Dataset rows about figures:
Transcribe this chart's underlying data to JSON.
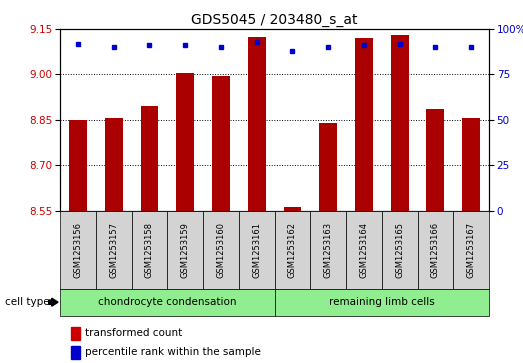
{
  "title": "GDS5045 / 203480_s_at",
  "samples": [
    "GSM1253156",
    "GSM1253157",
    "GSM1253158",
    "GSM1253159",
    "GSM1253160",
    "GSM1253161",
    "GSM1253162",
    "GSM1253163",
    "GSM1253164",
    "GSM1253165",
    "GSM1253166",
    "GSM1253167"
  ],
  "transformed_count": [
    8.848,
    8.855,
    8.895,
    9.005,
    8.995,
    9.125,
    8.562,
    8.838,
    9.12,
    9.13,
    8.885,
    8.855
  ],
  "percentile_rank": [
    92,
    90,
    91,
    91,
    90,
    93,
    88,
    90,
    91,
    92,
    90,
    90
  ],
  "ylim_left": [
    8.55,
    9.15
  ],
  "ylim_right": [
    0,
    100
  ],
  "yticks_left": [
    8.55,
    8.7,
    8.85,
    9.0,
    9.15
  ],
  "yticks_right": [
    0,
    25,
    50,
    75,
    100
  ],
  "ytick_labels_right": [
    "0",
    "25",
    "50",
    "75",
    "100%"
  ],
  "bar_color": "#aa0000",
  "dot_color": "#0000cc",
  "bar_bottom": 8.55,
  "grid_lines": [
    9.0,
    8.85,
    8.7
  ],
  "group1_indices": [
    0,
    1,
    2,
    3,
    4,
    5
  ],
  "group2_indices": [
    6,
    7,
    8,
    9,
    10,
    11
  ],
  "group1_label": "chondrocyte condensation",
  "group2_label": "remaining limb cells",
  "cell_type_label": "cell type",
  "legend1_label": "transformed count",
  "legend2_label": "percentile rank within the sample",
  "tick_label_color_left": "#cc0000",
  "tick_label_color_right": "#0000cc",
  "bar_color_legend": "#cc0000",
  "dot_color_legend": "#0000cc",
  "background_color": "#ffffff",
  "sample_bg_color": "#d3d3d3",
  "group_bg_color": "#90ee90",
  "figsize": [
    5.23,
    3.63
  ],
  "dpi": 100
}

Instructions to follow:
Give the data again exactly as it stands, apart from the pictures.

Output of the task:
Transcribe this chart's underlying data to JSON.
{
  "title": "GDS5045 / 203480_s_at",
  "samples": [
    "GSM1253156",
    "GSM1253157",
    "GSM1253158",
    "GSM1253159",
    "GSM1253160",
    "GSM1253161",
    "GSM1253162",
    "GSM1253163",
    "GSM1253164",
    "GSM1253165",
    "GSM1253166",
    "GSM1253167"
  ],
  "transformed_count": [
    8.848,
    8.855,
    8.895,
    9.005,
    8.995,
    9.125,
    8.562,
    8.838,
    9.12,
    9.13,
    8.885,
    8.855
  ],
  "percentile_rank": [
    92,
    90,
    91,
    91,
    90,
    93,
    88,
    90,
    91,
    92,
    90,
    90
  ],
  "ylim_left": [
    8.55,
    9.15
  ],
  "ylim_right": [
    0,
    100
  ],
  "yticks_left": [
    8.55,
    8.7,
    8.85,
    9.0,
    9.15
  ],
  "yticks_right": [
    0,
    25,
    50,
    75,
    100
  ],
  "ytick_labels_right": [
    "0",
    "25",
    "50",
    "75",
    "100%"
  ],
  "bar_color": "#aa0000",
  "dot_color": "#0000cc",
  "bar_bottom": 8.55,
  "grid_lines": [
    9.0,
    8.85,
    8.7
  ],
  "group1_indices": [
    0,
    1,
    2,
    3,
    4,
    5
  ],
  "group2_indices": [
    6,
    7,
    8,
    9,
    10,
    11
  ],
  "group1_label": "chondrocyte condensation",
  "group2_label": "remaining limb cells",
  "cell_type_label": "cell type",
  "legend1_label": "transformed count",
  "legend2_label": "percentile rank within the sample",
  "tick_label_color_left": "#cc0000",
  "tick_label_color_right": "#0000cc",
  "bar_color_legend": "#cc0000",
  "dot_color_legend": "#0000cc",
  "background_color": "#ffffff",
  "sample_bg_color": "#d3d3d3",
  "group_bg_color": "#90ee90",
  "figsize": [
    5.23,
    3.63
  ],
  "dpi": 100
}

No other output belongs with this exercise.